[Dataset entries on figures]
========================================================================

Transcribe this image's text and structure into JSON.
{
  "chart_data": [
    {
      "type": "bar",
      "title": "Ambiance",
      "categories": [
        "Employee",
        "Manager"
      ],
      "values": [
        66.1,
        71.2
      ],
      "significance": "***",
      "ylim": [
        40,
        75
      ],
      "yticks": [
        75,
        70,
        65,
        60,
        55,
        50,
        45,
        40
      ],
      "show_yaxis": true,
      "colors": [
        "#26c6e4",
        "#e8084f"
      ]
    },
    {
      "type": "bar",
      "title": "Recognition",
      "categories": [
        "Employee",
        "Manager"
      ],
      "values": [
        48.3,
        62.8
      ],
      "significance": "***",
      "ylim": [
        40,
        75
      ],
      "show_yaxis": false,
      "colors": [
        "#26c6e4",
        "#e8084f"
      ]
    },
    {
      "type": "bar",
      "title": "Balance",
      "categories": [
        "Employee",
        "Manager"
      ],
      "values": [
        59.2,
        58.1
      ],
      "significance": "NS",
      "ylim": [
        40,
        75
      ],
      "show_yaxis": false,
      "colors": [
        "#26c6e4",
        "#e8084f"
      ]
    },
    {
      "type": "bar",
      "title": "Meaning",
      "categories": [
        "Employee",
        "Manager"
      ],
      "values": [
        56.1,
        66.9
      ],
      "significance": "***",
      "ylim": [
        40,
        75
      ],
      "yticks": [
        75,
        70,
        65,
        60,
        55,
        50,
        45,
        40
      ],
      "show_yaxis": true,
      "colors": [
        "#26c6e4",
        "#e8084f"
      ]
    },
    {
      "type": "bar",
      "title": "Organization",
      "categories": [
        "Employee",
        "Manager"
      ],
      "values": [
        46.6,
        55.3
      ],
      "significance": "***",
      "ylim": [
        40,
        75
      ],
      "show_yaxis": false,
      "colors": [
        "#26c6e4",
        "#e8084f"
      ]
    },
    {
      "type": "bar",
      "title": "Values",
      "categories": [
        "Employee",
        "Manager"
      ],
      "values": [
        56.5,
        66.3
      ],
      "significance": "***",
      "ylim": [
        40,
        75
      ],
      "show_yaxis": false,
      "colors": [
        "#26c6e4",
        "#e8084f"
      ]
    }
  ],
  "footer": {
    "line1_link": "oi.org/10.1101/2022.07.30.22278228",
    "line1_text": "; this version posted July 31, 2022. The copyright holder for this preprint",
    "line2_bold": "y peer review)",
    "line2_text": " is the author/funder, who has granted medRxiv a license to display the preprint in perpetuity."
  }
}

========================================================================

§ WORK TO COMPLETE: Reproduce each entry word for word.

§ TASK RESPONSE:
Transcribe this image's text and structure into JSON.
{
  "chart_data": [
    {
      "type": "bar",
      "title": "Ambiance",
      "categories": [
        "Employee",
        "Manager"
      ],
      "values": [
        66.1,
        71.2
      ],
      "significance": "***",
      "ylim": [
        40,
        75
      ],
      "yticks": [
        75,
        70,
        65,
        60,
        55,
        50,
        45,
        40
      ],
      "show_yaxis": true,
      "colors": [
        "#26c6e4",
        "#e8084f"
      ]
    },
    {
      "type": "bar",
      "title": "Recognition",
      "categories": [
        "Employee",
        "Manager"
      ],
      "values": [
        48.3,
        62.8
      ],
      "significance": "***",
      "ylim": [
        40,
        75
      ],
      "show_yaxis": false,
      "colors": [
        "#26c6e4",
        "#e8084f"
      ]
    },
    {
      "type": "bar",
      "title": "Balance",
      "categories": [
        "Employee",
        "Manager"
      ],
      "values": [
        59.2,
        58.1
      ],
      "significance": "NS",
      "ylim": [
        40,
        75
      ],
      "show_yaxis": false,
      "colors": [
        "#26c6e4",
        "#e8084f"
      ]
    },
    {
      "type": "bar",
      "title": "Meaning",
      "categories": [
        "Employee",
        "Manager"
      ],
      "values": [
        56.1,
        66.9
      ],
      "significance": "***",
      "ylim": [
        40,
        75
      ],
      "yticks": [
        75,
        70,
        65,
        60,
        55,
        50,
        45,
        40
      ],
      "show_yaxis": true,
      "colors": [
        "#26c6e4",
        "#e8084f"
      ]
    },
    {
      "type": "bar",
      "title": "Organization",
      "categories": [
        "Employee",
        "Manager"
      ],
      "values": [
        46.6,
        55.3
      ],
      "significance": "***",
      "ylim": [
        40,
        75
      ],
      "show_yaxis": false,
      "colors": [
        "#26c6e4",
        "#e8084f"
      ]
    },
    {
      "type": "bar",
      "title": "Values",
      "categories": [
        "Employee",
        "Manager"
      ],
      "values": [
        56.5,
        66.3
      ],
      "significance": "***",
      "ylim": [
        40,
        75
      ],
      "show_yaxis": false,
      "colors": [
        "#26c6e4",
        "#e8084f"
      ]
    }
  ],
  "footer": {
    "line1_link": "oi.org/10.1101/2022.07.30.22278228",
    "line1_text": "; this version posted July 31, 2022. The copyright holder for this preprint",
    "line2_bold": "y peer review)",
    "line2_text": " is the author/funder, who has granted medRxiv a license to display the preprint in perpetuity."
  }
}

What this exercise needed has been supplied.